- Excerpted data
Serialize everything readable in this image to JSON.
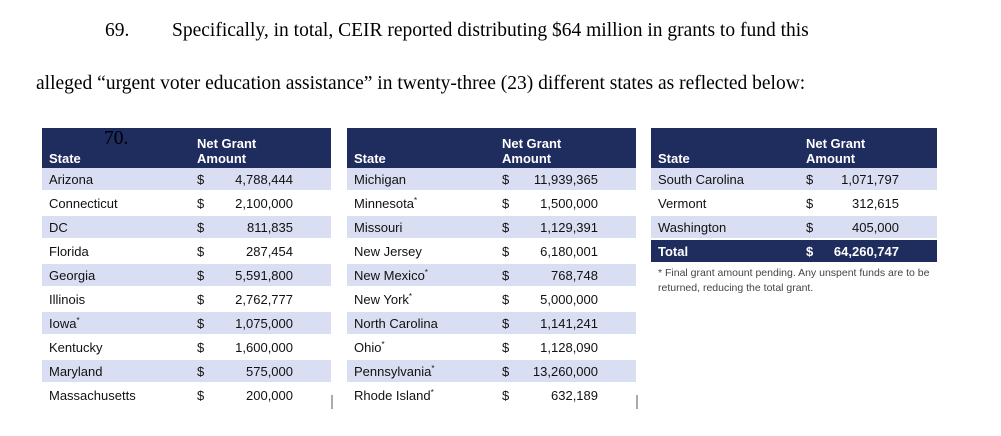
{
  "paragraph": {
    "number": "69.",
    "line1": "Specifically, in total, CEIR reported distributing $64 million in grants to fund this",
    "line2": "alleged “urgent voter education assistance” in twenty-three (23) different states as reflected below:",
    "next_number": "70."
  },
  "table_headers": {
    "state": "State",
    "amount_line1": "Net Grant",
    "amount_line2": "Amount"
  },
  "tables": [
    {
      "rows": [
        {
          "state": "Arizona",
          "star": "",
          "dollar": "$",
          "amount": "4,788,444"
        },
        {
          "state": "Connecticut",
          "star": "",
          "dollar": "$",
          "amount": "2,100,000"
        },
        {
          "state": "DC",
          "star": "",
          "dollar": "$",
          "amount": "811,835"
        },
        {
          "state": "Florida",
          "star": "",
          "dollar": "$",
          "amount": "287,454"
        },
        {
          "state": "Georgia",
          "star": "",
          "dollar": "$",
          "amount": "5,591,800"
        },
        {
          "state": "Illinois",
          "star": "",
          "dollar": "$",
          "amount": "2,762,777"
        },
        {
          "state": "Iowa",
          "star": "*",
          "dollar": "$",
          "amount": "1,075,000"
        },
        {
          "state": "Kentucky",
          "star": "",
          "dollar": "$",
          "amount": "1,600,000"
        },
        {
          "state": "Maryland",
          "star": "",
          "dollar": "$",
          "amount": "575,000"
        },
        {
          "state": "Massachusetts",
          "star": "",
          "dollar": "$",
          "amount": "200,000"
        }
      ]
    },
    {
      "rows": [
        {
          "state": "Michigan",
          "star": "",
          "dollar": "$",
          "amount": "11,939,365"
        },
        {
          "state": "Minnesota",
          "star": "*",
          "dollar": "$",
          "amount": "1,500,000"
        },
        {
          "state": "Missouri",
          "star": "",
          "dollar": "$",
          "amount": "1,129,391"
        },
        {
          "state": "New Jersey",
          "star": "",
          "dollar": "$",
          "amount": "6,180,001"
        },
        {
          "state": "New Mexico",
          "star": "*",
          "dollar": "$",
          "amount": "768,748"
        },
        {
          "state": "New York",
          "star": "*",
          "dollar": "$",
          "amount": "5,000,000"
        },
        {
          "state": "North Carolina",
          "star": "",
          "dollar": "$",
          "amount": "1,141,241"
        },
        {
          "state": "Ohio",
          "star": "*",
          "dollar": "$",
          "amount": "1,128,090"
        },
        {
          "state": "Pennsylvania",
          "star": "*",
          "dollar": "$",
          "amount": "13,260,000"
        },
        {
          "state": "Rhode Island",
          "star": "*",
          "dollar": "$",
          "amount": "632,189"
        }
      ]
    },
    {
      "rows": [
        {
          "state": "South Carolina",
          "star": "",
          "dollar": "$",
          "amount": "1,071,797"
        },
        {
          "state": "Vermont",
          "star": "",
          "dollar": "$",
          "amount": "312,615"
        },
        {
          "state": "Washington",
          "star": "",
          "dollar": "$",
          "amount": "405,000"
        }
      ],
      "total": {
        "label": "Total",
        "dollar": "$",
        "amount": "64,260,747"
      }
    }
  ],
  "footnote": "* Final grant amount pending. Any unspent funds are to be returned, reducing the total grant.",
  "colors": {
    "header_bg": "#1f2c5e",
    "stripe": "#d9def3"
  }
}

- Problem requirements
Track down every line of the material containing the string "Carolina", and copy it.

- Complete output
          "state": "North Carolina",
          "state": "South Carolina",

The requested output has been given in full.